* **TASK DIRECTIONS**
Every record here needs to be written out again exactly.

########################################

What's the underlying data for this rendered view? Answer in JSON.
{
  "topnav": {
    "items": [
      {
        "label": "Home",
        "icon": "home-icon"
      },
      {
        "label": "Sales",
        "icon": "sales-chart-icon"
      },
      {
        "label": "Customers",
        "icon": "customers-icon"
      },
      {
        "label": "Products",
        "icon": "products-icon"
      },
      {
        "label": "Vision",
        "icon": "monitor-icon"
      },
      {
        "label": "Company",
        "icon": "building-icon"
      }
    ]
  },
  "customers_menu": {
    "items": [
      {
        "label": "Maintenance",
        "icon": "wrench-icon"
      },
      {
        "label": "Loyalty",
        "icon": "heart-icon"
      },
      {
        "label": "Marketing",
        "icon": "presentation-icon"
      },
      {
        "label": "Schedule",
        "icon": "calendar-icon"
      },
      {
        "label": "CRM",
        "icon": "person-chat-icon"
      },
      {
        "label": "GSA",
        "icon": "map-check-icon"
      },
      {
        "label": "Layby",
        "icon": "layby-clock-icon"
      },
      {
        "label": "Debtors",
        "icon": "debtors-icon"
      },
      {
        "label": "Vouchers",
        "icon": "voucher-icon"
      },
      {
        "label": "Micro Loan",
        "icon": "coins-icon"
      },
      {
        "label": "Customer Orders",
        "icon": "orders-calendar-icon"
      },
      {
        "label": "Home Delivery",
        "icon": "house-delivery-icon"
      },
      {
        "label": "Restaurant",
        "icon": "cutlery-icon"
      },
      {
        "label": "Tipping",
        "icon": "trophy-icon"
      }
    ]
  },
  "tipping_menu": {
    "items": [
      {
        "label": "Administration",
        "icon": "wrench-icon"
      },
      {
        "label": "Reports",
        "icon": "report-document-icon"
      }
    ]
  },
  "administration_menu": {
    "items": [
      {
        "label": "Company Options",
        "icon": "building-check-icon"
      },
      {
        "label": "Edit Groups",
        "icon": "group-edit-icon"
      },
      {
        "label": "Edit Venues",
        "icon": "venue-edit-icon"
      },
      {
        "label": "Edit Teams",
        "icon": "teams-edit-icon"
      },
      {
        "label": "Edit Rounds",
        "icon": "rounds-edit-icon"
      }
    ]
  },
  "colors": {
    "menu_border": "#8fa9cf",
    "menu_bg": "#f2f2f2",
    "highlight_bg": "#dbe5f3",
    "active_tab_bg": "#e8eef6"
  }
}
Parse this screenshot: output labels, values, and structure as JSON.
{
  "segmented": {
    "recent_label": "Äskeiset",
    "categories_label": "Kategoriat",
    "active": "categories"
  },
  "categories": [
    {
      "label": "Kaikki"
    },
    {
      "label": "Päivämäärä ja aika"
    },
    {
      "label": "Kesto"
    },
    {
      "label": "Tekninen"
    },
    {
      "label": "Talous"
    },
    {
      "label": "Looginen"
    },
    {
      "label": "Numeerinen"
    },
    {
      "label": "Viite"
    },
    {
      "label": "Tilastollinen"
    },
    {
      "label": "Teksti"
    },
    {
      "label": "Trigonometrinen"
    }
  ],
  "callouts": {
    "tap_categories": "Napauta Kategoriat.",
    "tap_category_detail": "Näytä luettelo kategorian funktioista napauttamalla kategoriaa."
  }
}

########################################

* **FULL RESPONSE**
What's the underlying data for this rendered view? Answer in JSON.
{
  "topnav": {
    "items": [
      {
        "label": "Home",
        "icon": "home-icon"
      },
      {
        "label": "Sales",
        "icon": "sales-chart-icon"
      },
      {
        "label": "Customers",
        "icon": "customers-icon"
      },
      {
        "label": "Products",
        "icon": "products-icon"
      },
      {
        "label": "Vision",
        "icon": "monitor-icon"
      },
      {
        "label": "Company",
        "icon": "building-icon"
      }
    ]
  },
  "customers_menu": {
    "items": [
      {
        "label": "Maintenance",
        "icon": "wrench-icon"
      },
      {
        "label": "Loyalty",
        "icon": "heart-icon"
      },
      {
        "label": "Marketing",
        "icon": "presentation-icon"
      },
      {
        "label": "Schedule",
        "icon": "calendar-icon"
      },
      {
        "label": "CRM",
        "icon": "person-chat-icon"
      },
      {
        "label": "GSA",
        "icon": "map-check-icon"
      },
      {
        "label": "Layby",
        "icon": "layby-clock-icon"
      },
      {
        "label": "Debtors",
        "icon": "debtors-icon"
      },
      {
        "label": "Vouchers",
        "icon": "voucher-icon"
      },
      {
        "label": "Micro Loan",
        "icon": "coins-icon"
      },
      {
        "label": "Customer Orders",
        "icon": "orders-calendar-icon"
      },
      {
        "label": "Home Delivery",
        "icon": "house-delivery-icon"
      },
      {
        "label": "Restaurant",
        "icon": "cutlery-icon"
      },
      {
        "label": "Tipping",
        "icon": "trophy-icon"
      }
    ]
  },
  "tipping_menu": {
    "items": [
      {
        "label": "Administration",
        "icon": "wrench-icon"
      },
      {
        "label": "Reports",
        "icon": "report-document-icon"
      }
    ]
  },
  "administration_menu": {
    "items": [
      {
        "label": "Company Options",
        "icon": "building-check-icon"
      },
      {
        "label": "Edit Groups",
        "icon": "group-edit-icon"
      },
      {
        "label": "Edit Venues",
        "icon": "venue-edit-icon"
      },
      {
        "label": "Edit Teams",
        "icon": "teams-edit-icon"
      },
      {
        "label": "Edit Rounds",
        "icon": "rounds-edit-icon"
      }
    ]
  },
  "colors": {
    "menu_border": "#8fa9cf",
    "menu_bg": "#f2f2f2",
    "highlight_bg": "#dbe5f3",
    "active_tab_bg": "#e8eef6"
  }
}
Parse this screenshot: output labels, values, and structure as JSON.
{
  "segmented": {
    "recent_label": "Äskeiset",
    "categories_label": "Kategoriat",
    "active": "categories"
  },
  "categories": [
    {
      "label": "Kaikki"
    },
    {
      "label": "Päivämäärä ja aika"
    },
    {
      "label": "Kesto"
    },
    {
      "label": "Tekninen"
    },
    {
      "label": "Talous"
    },
    {
      "label": "Looginen"
    },
    {
      "label": "Numeerinen"
    },
    {
      "label": "Viite"
    },
    {
      "label": "Tilastollinen"
    },
    {
      "label": "Teksti"
    },
    {
      "label": "Trigonometrinen"
    }
  ],
  "callouts": {
    "tap_categories": "Napauta Kategoriat.",
    "tap_category_detail": "Näytä luettelo kategorian funktioista napauttamalla kategoriaa."
  }
}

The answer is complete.